*EXCERPTED DATA*
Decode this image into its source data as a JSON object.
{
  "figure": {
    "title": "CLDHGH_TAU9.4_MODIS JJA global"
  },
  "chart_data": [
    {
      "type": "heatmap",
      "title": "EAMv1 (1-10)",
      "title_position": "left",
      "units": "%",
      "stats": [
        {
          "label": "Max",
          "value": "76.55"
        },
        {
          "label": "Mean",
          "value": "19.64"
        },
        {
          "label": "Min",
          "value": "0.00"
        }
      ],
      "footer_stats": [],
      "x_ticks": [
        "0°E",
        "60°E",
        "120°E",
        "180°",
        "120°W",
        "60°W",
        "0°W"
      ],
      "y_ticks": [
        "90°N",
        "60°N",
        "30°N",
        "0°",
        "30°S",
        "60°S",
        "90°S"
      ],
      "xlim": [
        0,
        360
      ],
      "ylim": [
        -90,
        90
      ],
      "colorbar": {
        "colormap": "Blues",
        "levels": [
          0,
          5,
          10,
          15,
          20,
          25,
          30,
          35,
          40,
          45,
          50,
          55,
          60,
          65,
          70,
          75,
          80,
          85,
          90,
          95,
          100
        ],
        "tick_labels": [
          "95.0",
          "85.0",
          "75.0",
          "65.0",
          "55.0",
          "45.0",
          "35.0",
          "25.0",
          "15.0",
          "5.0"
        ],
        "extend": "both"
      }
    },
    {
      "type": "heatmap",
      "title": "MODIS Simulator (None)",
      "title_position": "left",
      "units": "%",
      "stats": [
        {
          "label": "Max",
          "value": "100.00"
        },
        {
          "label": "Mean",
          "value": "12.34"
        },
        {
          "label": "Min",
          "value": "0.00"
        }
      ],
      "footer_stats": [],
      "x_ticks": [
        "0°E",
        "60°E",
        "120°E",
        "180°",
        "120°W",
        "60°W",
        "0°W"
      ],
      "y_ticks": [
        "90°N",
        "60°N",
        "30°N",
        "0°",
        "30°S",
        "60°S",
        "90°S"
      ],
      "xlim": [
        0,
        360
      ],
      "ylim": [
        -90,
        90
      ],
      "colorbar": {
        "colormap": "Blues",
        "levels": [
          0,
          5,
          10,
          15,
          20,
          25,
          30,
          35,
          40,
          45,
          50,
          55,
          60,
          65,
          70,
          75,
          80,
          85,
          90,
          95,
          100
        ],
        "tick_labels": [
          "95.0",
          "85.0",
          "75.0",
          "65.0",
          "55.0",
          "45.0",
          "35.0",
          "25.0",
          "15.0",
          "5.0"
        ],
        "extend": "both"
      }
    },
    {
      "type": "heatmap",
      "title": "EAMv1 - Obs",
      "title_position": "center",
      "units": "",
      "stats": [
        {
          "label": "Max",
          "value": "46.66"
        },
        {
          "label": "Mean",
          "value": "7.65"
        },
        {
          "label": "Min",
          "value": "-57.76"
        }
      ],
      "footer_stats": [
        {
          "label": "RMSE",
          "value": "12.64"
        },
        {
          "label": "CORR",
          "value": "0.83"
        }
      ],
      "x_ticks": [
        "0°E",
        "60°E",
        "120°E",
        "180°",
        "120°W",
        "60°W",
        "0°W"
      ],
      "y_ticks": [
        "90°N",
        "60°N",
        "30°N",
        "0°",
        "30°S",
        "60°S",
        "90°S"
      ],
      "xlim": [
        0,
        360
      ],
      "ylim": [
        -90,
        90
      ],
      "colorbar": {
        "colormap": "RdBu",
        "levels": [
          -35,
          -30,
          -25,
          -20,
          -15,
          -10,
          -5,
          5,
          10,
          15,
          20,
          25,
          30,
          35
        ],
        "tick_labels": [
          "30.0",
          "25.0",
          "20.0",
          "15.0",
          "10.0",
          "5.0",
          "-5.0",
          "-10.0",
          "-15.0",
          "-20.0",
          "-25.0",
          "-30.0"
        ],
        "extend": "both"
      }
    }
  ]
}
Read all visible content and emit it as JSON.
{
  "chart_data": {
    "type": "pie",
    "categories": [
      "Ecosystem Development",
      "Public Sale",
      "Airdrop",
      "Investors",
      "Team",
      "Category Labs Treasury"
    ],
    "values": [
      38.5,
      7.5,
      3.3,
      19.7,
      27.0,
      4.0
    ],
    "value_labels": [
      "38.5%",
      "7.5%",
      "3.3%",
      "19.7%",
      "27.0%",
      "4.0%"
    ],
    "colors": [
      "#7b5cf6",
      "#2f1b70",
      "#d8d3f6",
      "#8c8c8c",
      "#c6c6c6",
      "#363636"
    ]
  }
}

*WHAT IS ASKED*
Each entry must be reproduced verbatim.

*OUTPUT OF THE TASK*
Decode this image into its source data as a JSON object.
{
  "figure": {
    "title": "CLDHGH_TAU9.4_MODIS JJA global"
  },
  "chart_data": [
    {
      "type": "heatmap",
      "title": "EAMv1 (1-10)",
      "title_position": "left",
      "units": "%",
      "stats": [
        {
          "label": "Max",
          "value": "76.55"
        },
        {
          "label": "Mean",
          "value": "19.64"
        },
        {
          "label": "Min",
          "value": "0.00"
        }
      ],
      "footer_stats": [],
      "x_ticks": [
        "0°E",
        "60°E",
        "120°E",
        "180°",
        "120°W",
        "60°W",
        "0°W"
      ],
      "y_ticks": [
        "90°N",
        "60°N",
        "30°N",
        "0°",
        "30°S",
        "60°S",
        "90°S"
      ],
      "xlim": [
        0,
        360
      ],
      "ylim": [
        -90,
        90
      ],
      "colorbar": {
        "colormap": "Blues",
        "levels": [
          0,
          5,
          10,
          15,
          20,
          25,
          30,
          35,
          40,
          45,
          50,
          55,
          60,
          65,
          70,
          75,
          80,
          85,
          90,
          95,
          100
        ],
        "tick_labels": [
          "95.0",
          "85.0",
          "75.0",
          "65.0",
          "55.0",
          "45.0",
          "35.0",
          "25.0",
          "15.0",
          "5.0"
        ],
        "extend": "both"
      }
    },
    {
      "type": "heatmap",
      "title": "MODIS Simulator (None)",
      "title_position": "left",
      "units": "%",
      "stats": [
        {
          "label": "Max",
          "value": "100.00"
        },
        {
          "label": "Mean",
          "value": "12.34"
        },
        {
          "label": "Min",
          "value": "0.00"
        }
      ],
      "footer_stats": [],
      "x_ticks": [
        "0°E",
        "60°E",
        "120°E",
        "180°",
        "120°W",
        "60°W",
        "0°W"
      ],
      "y_ticks": [
        "90°N",
        "60°N",
        "30°N",
        "0°",
        "30°S",
        "60°S",
        "90°S"
      ],
      "xlim": [
        0,
        360
      ],
      "ylim": [
        -90,
        90
      ],
      "colorbar": {
        "colormap": "Blues",
        "levels": [
          0,
          5,
          10,
          15,
          20,
          25,
          30,
          35,
          40,
          45,
          50,
          55,
          60,
          65,
          70,
          75,
          80,
          85,
          90,
          95,
          100
        ],
        "tick_labels": [
          "95.0",
          "85.0",
          "75.0",
          "65.0",
          "55.0",
          "45.0",
          "35.0",
          "25.0",
          "15.0",
          "5.0"
        ],
        "extend": "both"
      }
    },
    {
      "type": "heatmap",
      "title": "EAMv1 - Obs",
      "title_position": "center",
      "units": "",
      "stats": [
        {
          "label": "Max",
          "value": "46.66"
        },
        {
          "label": "Mean",
          "value": "7.65"
        },
        {
          "label": "Min",
          "value": "-57.76"
        }
      ],
      "footer_stats": [
        {
          "label": "RMSE",
          "value": "12.64"
        },
        {
          "label": "CORR",
          "value": "0.83"
        }
      ],
      "x_ticks": [
        "0°E",
        "60°E",
        "120°E",
        "180°",
        "120°W",
        "60°W",
        "0°W"
      ],
      "y_ticks": [
        "90°N",
        "60°N",
        "30°N",
        "0°",
        "30°S",
        "60°S",
        "90°S"
      ],
      "xlim": [
        0,
        360
      ],
      "ylim": [
        -90,
        90
      ],
      "colorbar": {
        "colormap": "RdBu",
        "levels": [
          -35,
          -30,
          -25,
          -20,
          -15,
          -10,
          -5,
          5,
          10,
          15,
          20,
          25,
          30,
          35
        ],
        "tick_labels": [
          "30.0",
          "25.0",
          "20.0",
          "15.0",
          "10.0",
          "5.0",
          "-5.0",
          "-10.0",
          "-15.0",
          "-20.0",
          "-25.0",
          "-30.0"
        ],
        "extend": "both"
      }
    }
  ]
}
Read all visible content and emit it as JSON.
{
  "chart_data": {
    "type": "pie",
    "categories": [
      "Ecosystem Development",
      "Public Sale",
      "Airdrop",
      "Investors",
      "Team",
      "Category Labs Treasury"
    ],
    "values": [
      38.5,
      7.5,
      3.3,
      19.7,
      27.0,
      4.0
    ],
    "value_labels": [
      "38.5%",
      "7.5%",
      "3.3%",
      "19.7%",
      "27.0%",
      "4.0%"
    ],
    "colors": [
      "#7b5cf6",
      "#2f1b70",
      "#d8d3f6",
      "#8c8c8c",
      "#c6c6c6",
      "#363636"
    ]
  }
}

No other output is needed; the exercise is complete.